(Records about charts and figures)
========
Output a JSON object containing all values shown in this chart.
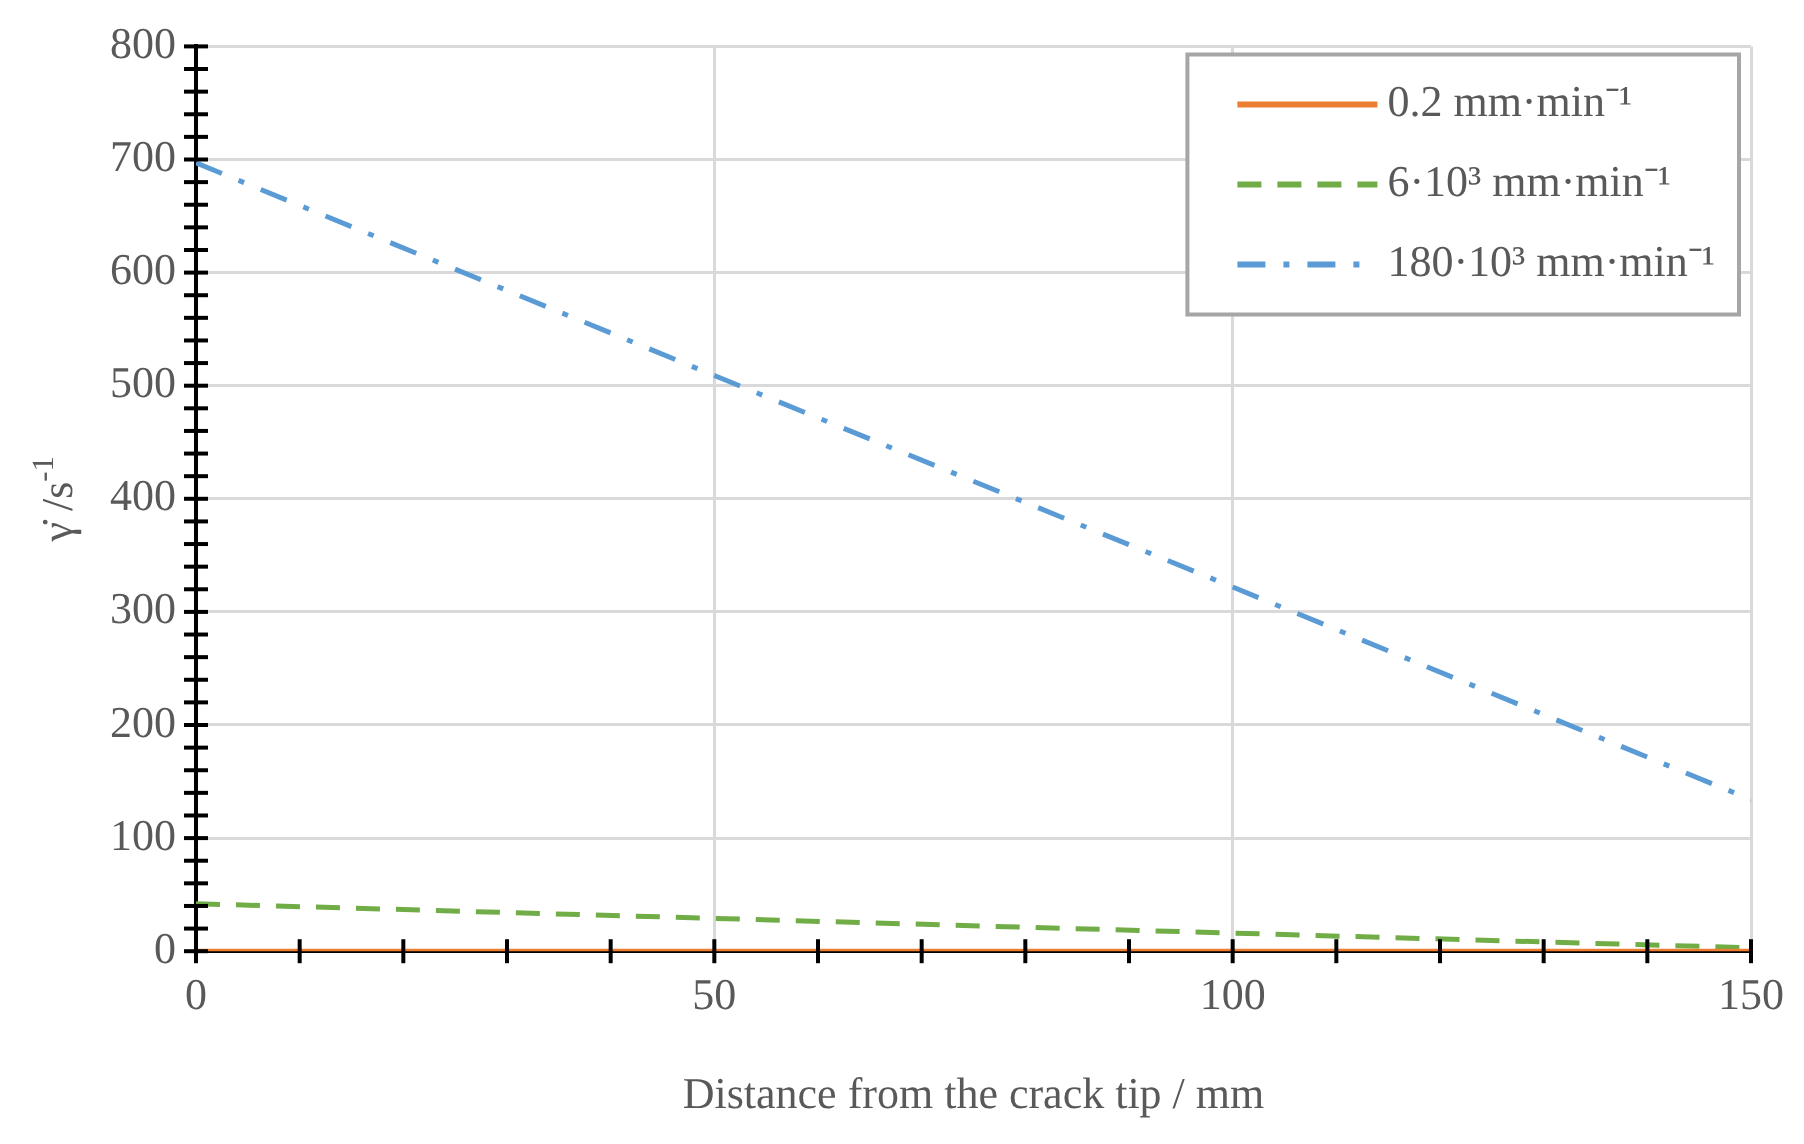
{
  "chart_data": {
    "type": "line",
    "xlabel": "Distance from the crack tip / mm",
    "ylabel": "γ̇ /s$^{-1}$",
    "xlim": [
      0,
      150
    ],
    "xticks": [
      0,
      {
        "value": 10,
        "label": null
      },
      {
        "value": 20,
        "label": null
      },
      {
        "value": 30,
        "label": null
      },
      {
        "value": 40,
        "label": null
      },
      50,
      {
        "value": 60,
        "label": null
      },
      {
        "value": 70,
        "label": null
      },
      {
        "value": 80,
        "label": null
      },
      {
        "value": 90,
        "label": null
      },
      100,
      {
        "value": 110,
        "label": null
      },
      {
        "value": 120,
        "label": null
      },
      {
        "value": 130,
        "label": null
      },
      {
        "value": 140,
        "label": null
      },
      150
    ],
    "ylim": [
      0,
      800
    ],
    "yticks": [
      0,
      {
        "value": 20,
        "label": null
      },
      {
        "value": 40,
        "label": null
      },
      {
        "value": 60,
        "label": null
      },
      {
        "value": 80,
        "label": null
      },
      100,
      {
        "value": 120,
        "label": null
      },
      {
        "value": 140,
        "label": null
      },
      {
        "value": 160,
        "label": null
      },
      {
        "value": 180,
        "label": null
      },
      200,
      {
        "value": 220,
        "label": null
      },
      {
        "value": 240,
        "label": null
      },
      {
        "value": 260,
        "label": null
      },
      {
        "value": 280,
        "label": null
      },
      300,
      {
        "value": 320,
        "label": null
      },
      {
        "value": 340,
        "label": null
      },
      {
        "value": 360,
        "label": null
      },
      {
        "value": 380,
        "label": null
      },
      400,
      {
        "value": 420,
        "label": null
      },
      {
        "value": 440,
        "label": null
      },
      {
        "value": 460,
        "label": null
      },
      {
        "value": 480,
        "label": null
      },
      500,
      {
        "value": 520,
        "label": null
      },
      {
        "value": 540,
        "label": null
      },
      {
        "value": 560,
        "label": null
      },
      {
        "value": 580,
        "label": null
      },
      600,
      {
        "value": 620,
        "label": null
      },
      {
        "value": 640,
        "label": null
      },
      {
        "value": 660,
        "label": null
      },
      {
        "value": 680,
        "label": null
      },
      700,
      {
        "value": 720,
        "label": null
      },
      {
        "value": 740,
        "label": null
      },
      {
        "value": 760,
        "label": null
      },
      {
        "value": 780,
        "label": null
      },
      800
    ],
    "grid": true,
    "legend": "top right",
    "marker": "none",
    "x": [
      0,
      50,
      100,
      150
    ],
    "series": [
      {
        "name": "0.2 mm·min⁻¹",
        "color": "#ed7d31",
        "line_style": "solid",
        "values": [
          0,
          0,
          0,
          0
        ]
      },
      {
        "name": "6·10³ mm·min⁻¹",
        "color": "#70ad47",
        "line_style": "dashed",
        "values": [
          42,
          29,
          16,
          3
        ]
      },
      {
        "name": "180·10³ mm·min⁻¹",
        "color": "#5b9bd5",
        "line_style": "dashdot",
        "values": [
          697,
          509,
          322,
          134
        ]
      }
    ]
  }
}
========
Challenge: Output all of the entries verbatim, leaving out any images.

Finished exercise:
Output a JSON object containing all values shown in this chart.
{
  "chart_data": {
    "type": "line",
    "xlabel": "Distance from the crack tip / mm",
    "ylabel": "γ̇ /s$^{-1}$",
    "xlim": [
      0,
      150
    ],
    "xticks": [
      0,
      {
        "value": 10,
        "label": null
      },
      {
        "value": 20,
        "label": null
      },
      {
        "value": 30,
        "label": null
      },
      {
        "value": 40,
        "label": null
      },
      50,
      {
        "value": 60,
        "label": null
      },
      {
        "value": 70,
        "label": null
      },
      {
        "value": 80,
        "label": null
      },
      {
        "value": 90,
        "label": null
      },
      100,
      {
        "value": 110,
        "label": null
      },
      {
        "value": 120,
        "label": null
      },
      {
        "value": 130,
        "label": null
      },
      {
        "value": 140,
        "label": null
      },
      150
    ],
    "ylim": [
      0,
      800
    ],
    "yticks": [
      0,
      {
        "value": 20,
        "label": null
      },
      {
        "value": 40,
        "label": null
      },
      {
        "value": 60,
        "label": null
      },
      {
        "value": 80,
        "label": null
      },
      100,
      {
        "value": 120,
        "label": null
      },
      {
        "value": 140,
        "label": null
      },
      {
        "value": 160,
        "label": null
      },
      {
        "value": 180,
        "label": null
      },
      200,
      {
        "value": 220,
        "label": null
      },
      {
        "value": 240,
        "label": null
      },
      {
        "value": 260,
        "label": null
      },
      {
        "value": 280,
        "label": null
      },
      300,
      {
        "value": 320,
        "label": null
      },
      {
        "value": 340,
        "label": null
      },
      {
        "value": 360,
        "label": null
      },
      {
        "value": 380,
        "label": null
      },
      400,
      {
        "value": 420,
        "label": null
      },
      {
        "value": 440,
        "label": null
      },
      {
        "value": 460,
        "label": null
      },
      {
        "value": 480,
        "label": null
      },
      500,
      {
        "value": 520,
        "label": null
      },
      {
        "value": 540,
        "label": null
      },
      {
        "value": 560,
        "label": null
      },
      {
        "value": 580,
        "label": null
      },
      600,
      {
        "value": 620,
        "label": null
      },
      {
        "value": 640,
        "label": null
      },
      {
        "value": 660,
        "label": null
      },
      {
        "value": 680,
        "label": null
      },
      700,
      {
        "value": 720,
        "label": null
      },
      {
        "value": 740,
        "label": null
      },
      {
        "value": 760,
        "label": null
      },
      {
        "value": 780,
        "label": null
      },
      800
    ],
    "grid": true,
    "legend": "top right",
    "marker": "none",
    "x": [
      0,
      50,
      100,
      150
    ],
    "series": [
      {
        "name": "0.2 mm·min⁻¹",
        "color": "#ed7d31",
        "line_style": "solid",
        "values": [
          0,
          0,
          0,
          0
        ]
      },
      {
        "name": "6·10³ mm·min⁻¹",
        "color": "#70ad47",
        "line_style": "dashed",
        "values": [
          42,
          29,
          16,
          3
        ]
      },
      {
        "name": "180·10³ mm·min⁻¹",
        "color": "#5b9bd5",
        "line_style": "dashdot",
        "values": [
          697,
          509,
          322,
          134
        ]
      }
    ]
  }
}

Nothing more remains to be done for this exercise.